MATERIAL SHOWN -
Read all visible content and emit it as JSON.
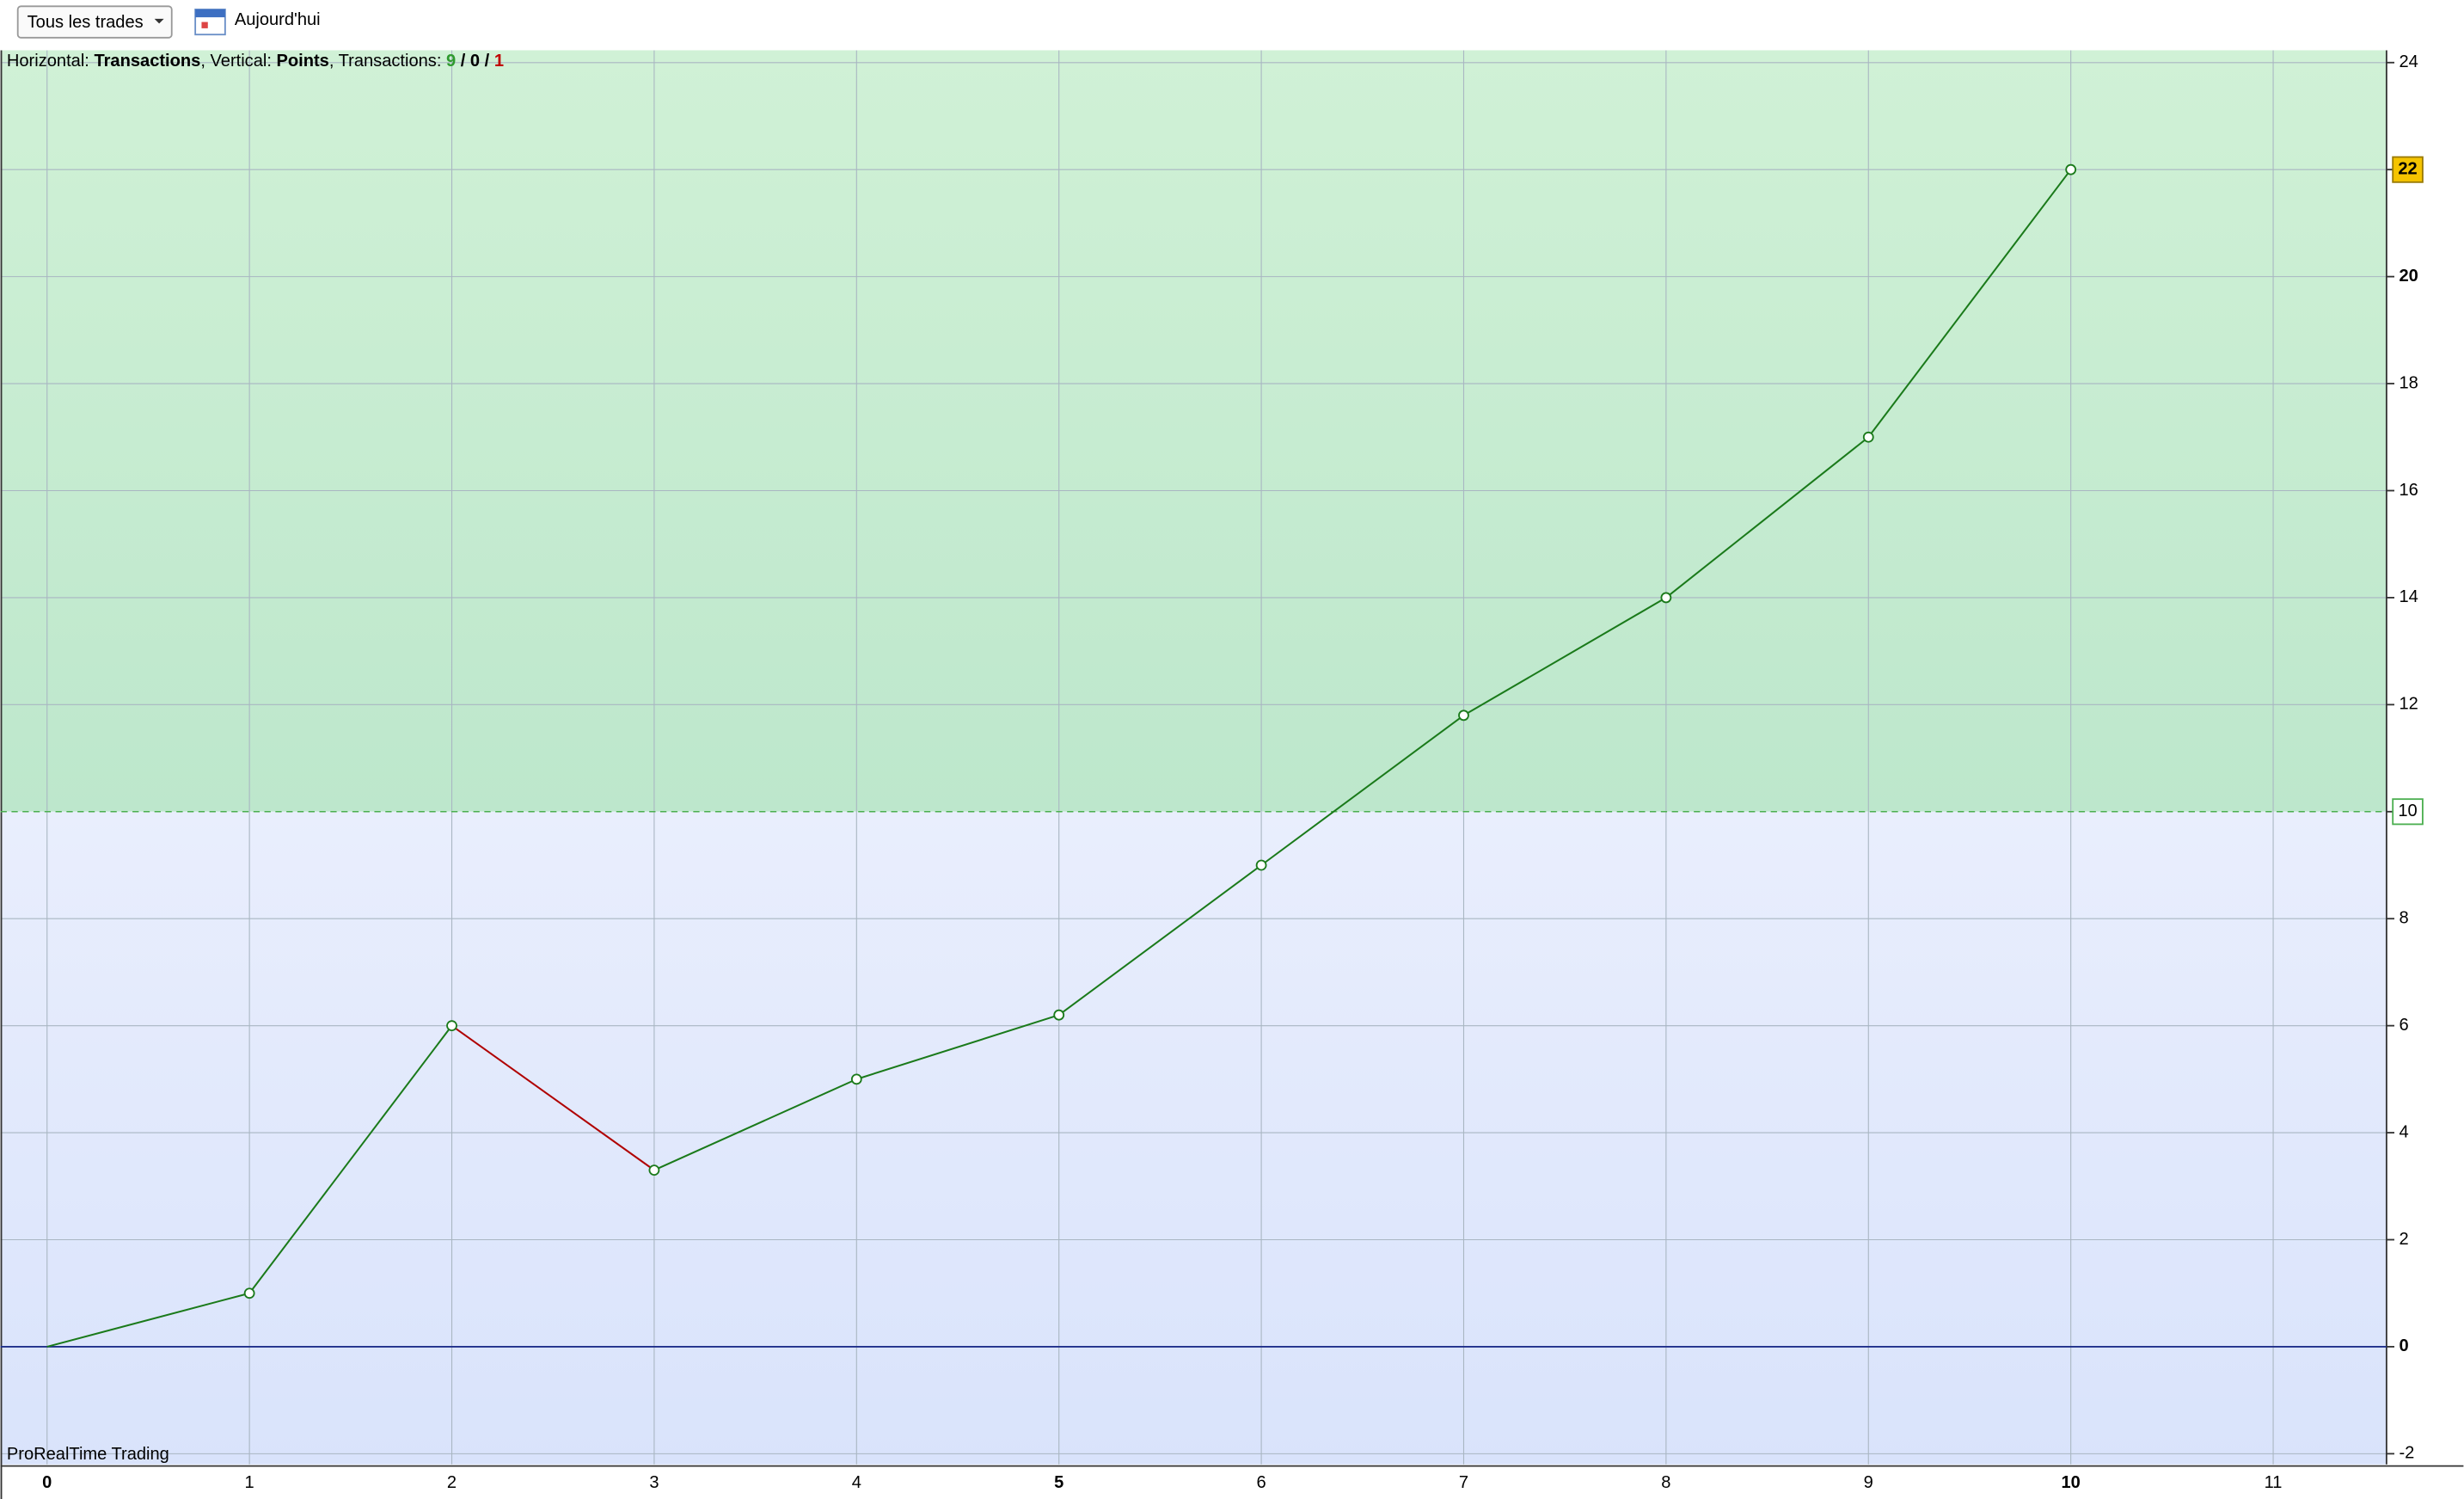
{
  "toolbar": {
    "filter": "Tous les trades",
    "period": "Aujourd'hui"
  },
  "chart_data": {
    "type": "line",
    "info": {
      "horizontal": "Horizontal: ",
      "x_label": "Transactions",
      "vertical": ", Vertical: ",
      "y_label": "Points",
      "transactions": ", Transactions: ",
      "wins": 9,
      "even": 0,
      "losses": 1,
      "separator": " / "
    },
    "x": [
      0,
      1,
      2,
      3,
      4,
      5,
      6,
      7,
      8,
      9,
      10
    ],
    "values": [
      0,
      1,
      6,
      3.3,
      5,
      6.2,
      9,
      11.8,
      14,
      17,
      22
    ],
    "color": "#1a7a1a",
    "loss_color": "#b00000",
    "threshold": 10,
    "xlim": [
      -0.23,
      11.56
    ],
    "ylim": [
      -2.2,
      24.23
    ],
    "xticks": [
      0,
      1,
      2,
      3,
      4,
      5,
      6,
      7,
      8,
      9,
      10,
      11
    ],
    "yticks": [
      -2,
      0,
      2,
      4,
      6,
      8,
      10,
      12,
      14,
      16,
      18,
      20,
      22,
      24
    ],
    "grid": true,
    "watermark": "ProRealTime Trading"
  }
}
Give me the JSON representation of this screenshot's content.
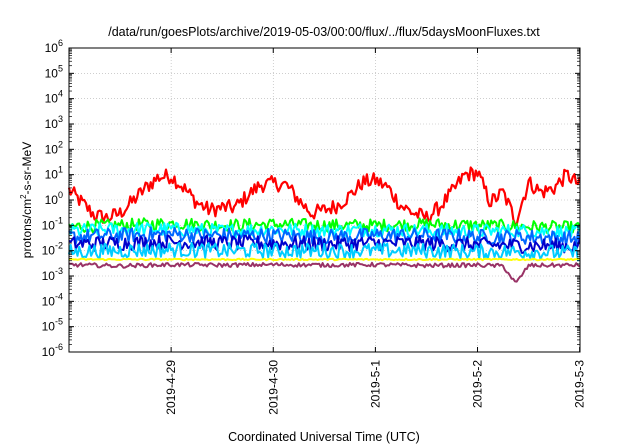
{
  "chart_data": {
    "type": "line",
    "title": "/data/run/goesPlots/archive/2019-05-03/00:00/flux/../flux/5daysMoonFluxes.txt",
    "xlabel": "Coordinated Universal Time (UTC)",
    "ylabel": "protons/cm²-s-sr-MeV",
    "x_scale": "time",
    "xlim": [
      "2019-04-28T00:00",
      "2019-05-03T00:05"
    ],
    "x_ticks": [
      "2019-4-29",
      "2019-4-30",
      "2019-5-1",
      "2019-5-2",
      "2019-5-3"
    ],
    "y_scale": "log",
    "ylim": [
      1e-06,
      1000000.0
    ],
    "y_ticks": [
      "10^-6",
      "10^-5",
      "10^-4",
      "10^-3",
      "10^-2",
      "10^-1",
      "10^0",
      "10^1",
      "10^2",
      "10^3",
      "10^4",
      "10^5",
      "10^6"
    ],
    "grid": true,
    "legend": "none",
    "series": [
      {
        "color": "#ff0000",
        "x": [
          "2019-04-28T00:00",
          "2019-04-28T03:00",
          "2019-04-28T06:00",
          "2019-04-28T09:00",
          "2019-04-28T12:00",
          "2019-04-28T15:00",
          "2019-04-28T18:00",
          "2019-04-28T21:00",
          "2019-04-29T00:00",
          "2019-04-29T03:00",
          "2019-04-29T06:00",
          "2019-04-29T09:00",
          "2019-04-29T12:00",
          "2019-04-29T15:00",
          "2019-04-29T18:00",
          "2019-04-29T21:00",
          "2019-04-30T00:00",
          "2019-04-30T03:00",
          "2019-04-30T06:00",
          "2019-04-30T09:00",
          "2019-04-30T12:00",
          "2019-04-30T15:00",
          "2019-04-30T18:00",
          "2019-04-30T21:00",
          "2019-05-01T00:00",
          "2019-05-01T03:00",
          "2019-05-01T06:00",
          "2019-05-01T09:00",
          "2019-05-01T12:00",
          "2019-05-01T15:00",
          "2019-05-01T18:00",
          "2019-05-01T21:00",
          "2019-05-02T00:00",
          "2019-05-02T03:00",
          "2019-05-02T06:00",
          "2019-05-02T09:00",
          "2019-05-02T12:00",
          "2019-05-02T15:00",
          "2019-05-02T18:00",
          "2019-05-02T21:00",
          "2019-05-03T00:00"
        ],
        "values": [
          2.5,
          0.8,
          0.25,
          0.2,
          0.3,
          0.9,
          3,
          8,
          9,
          3,
          0.8,
          0.4,
          0.5,
          0.5,
          1.5,
          4,
          4.5,
          4,
          1,
          0.3,
          0.4,
          0.6,
          1.5,
          5,
          6,
          3,
          0.6,
          0.3,
          0.2,
          0.5,
          2,
          10,
          12,
          0.8,
          2,
          0.15,
          5,
          2,
          3,
          10,
          4
        ]
      },
      {
        "color": "#00ff00",
        "x": [
          "2019-04-28T00:00",
          "2019-04-28T12:00",
          "2019-04-29T00:00",
          "2019-04-29T12:00",
          "2019-04-30T00:00",
          "2019-04-30T12:00",
          "2019-05-01T00:00",
          "2019-05-01T12:00",
          "2019-05-02T00:00",
          "2019-05-02T12:00",
          "2019-05-03T00:00"
        ],
        "values": [
          0.09,
          0.1,
          0.12,
          0.1,
          0.11,
          0.1,
          0.1,
          0.11,
          0.1,
          0.09,
          0.08
        ]
      },
      {
        "color": "#00ffff",
        "x": [
          "2019-04-28T00:00",
          "2019-04-28T12:00",
          "2019-04-29T00:00",
          "2019-04-29T12:00",
          "2019-04-30T00:00",
          "2019-04-30T12:00",
          "2019-05-01T00:00",
          "2019-05-01T12:00",
          "2019-05-02T00:00",
          "2019-05-02T12:00",
          "2019-05-03T00:00"
        ],
        "values": [
          0.06,
          0.07,
          0.07,
          0.06,
          0.07,
          0.06,
          0.07,
          0.06,
          0.06,
          0.06,
          0.05
        ]
      },
      {
        "color": "#0066ff",
        "x": [
          "2019-04-28T00:00",
          "2019-04-28T12:00",
          "2019-04-29T00:00",
          "2019-04-29T12:00",
          "2019-04-30T00:00",
          "2019-04-30T12:00",
          "2019-05-01T00:00",
          "2019-05-01T12:00",
          "2019-05-02T00:00",
          "2019-05-02T12:00",
          "2019-05-03T00:00"
        ],
        "values": [
          0.035,
          0.04,
          0.045,
          0.04,
          0.04,
          0.035,
          0.04,
          0.04,
          0.035,
          0.035,
          0.03
        ]
      },
      {
        "color": "#0000cc",
        "x": [
          "2019-04-28T00:00",
          "2019-04-28T12:00",
          "2019-04-29T00:00",
          "2019-04-29T12:00",
          "2019-04-30T00:00",
          "2019-04-30T12:00",
          "2019-05-01T00:00",
          "2019-05-01T12:00",
          "2019-05-02T00:00",
          "2019-05-02T12:00",
          "2019-05-03T00:00"
        ],
        "values": [
          0.018,
          0.02,
          0.022,
          0.02,
          0.02,
          0.018,
          0.02,
          0.019,
          0.017,
          0.016,
          0.015
        ]
      },
      {
        "color": "#00ccff",
        "x": [
          "2019-04-28T00:00",
          "2019-04-28T12:00",
          "2019-04-29T00:00",
          "2019-04-29T12:00",
          "2019-04-30T00:00",
          "2019-04-30T12:00",
          "2019-05-01T00:00",
          "2019-05-01T12:00",
          "2019-05-02T00:00",
          "2019-05-02T12:00",
          "2019-05-03T00:00"
        ],
        "values": [
          0.009,
          0.01,
          0.011,
          0.01,
          0.01,
          0.01,
          0.01,
          0.01,
          0.009,
          0.009,
          0.008
        ]
      },
      {
        "color": "#ffff00",
        "x": [
          "2019-04-28T00:00",
          "2019-04-28T12:00",
          "2019-04-29T00:00",
          "2019-04-29T12:00",
          "2019-04-30T00:00",
          "2019-04-30T12:00",
          "2019-05-01T00:00",
          "2019-05-01T12:00",
          "2019-05-02T00:00",
          "2019-05-02T12:00",
          "2019-05-03T00:00"
        ],
        "values": [
          0.0045,
          0.0045,
          0.0045,
          0.0045,
          0.0045,
          0.0045,
          0.0045,
          0.0045,
          0.0045,
          0.0045,
          0.0045
        ]
      },
      {
        "color": "#993366",
        "x": [
          "2019-04-28T00:00",
          "2019-04-28T12:00",
          "2019-04-29T00:00",
          "2019-04-29T12:00",
          "2019-04-30T00:00",
          "2019-04-30T12:00",
          "2019-05-01T00:00",
          "2019-05-01T12:00",
          "2019-05-02T00:00",
          "2019-05-02T06:00",
          "2019-05-02T09:00",
          "2019-05-02T12:00",
          "2019-05-03T00:00"
        ],
        "values": [
          0.0028,
          0.0025,
          0.0028,
          0.0027,
          0.0028,
          0.0027,
          0.0028,
          0.0026,
          0.0027,
          0.0025,
          0.0005,
          0.0026,
          0.0027
        ]
      }
    ]
  }
}
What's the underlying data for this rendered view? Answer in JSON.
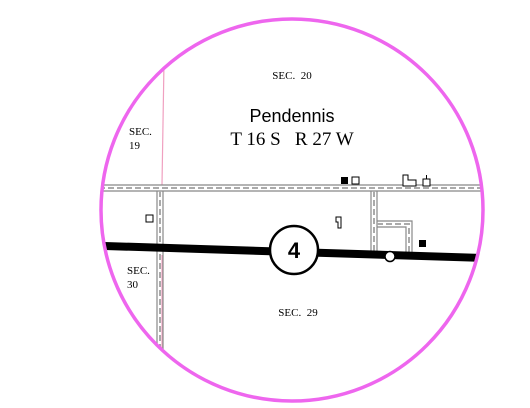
{
  "map": {
    "section_20": "SEC.  20",
    "town_name": "Pendennis",
    "township_range": "T 16 S   R 27 W",
    "section_19": [
      "SEC.",
      "19"
    ],
    "section_30": [
      "SEC.",
      "30"
    ],
    "section_29": "SEC.  29",
    "route_shield": "4"
  }
}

GOAL - Locate and copy each line in the data above that includes the word "JSON".

TASK RESULT -
Read all visible content and emit it as JSON.
Give me the JSON representation of this screenshot's content.
What's the underlying data for this rendered view? Answer in JSON.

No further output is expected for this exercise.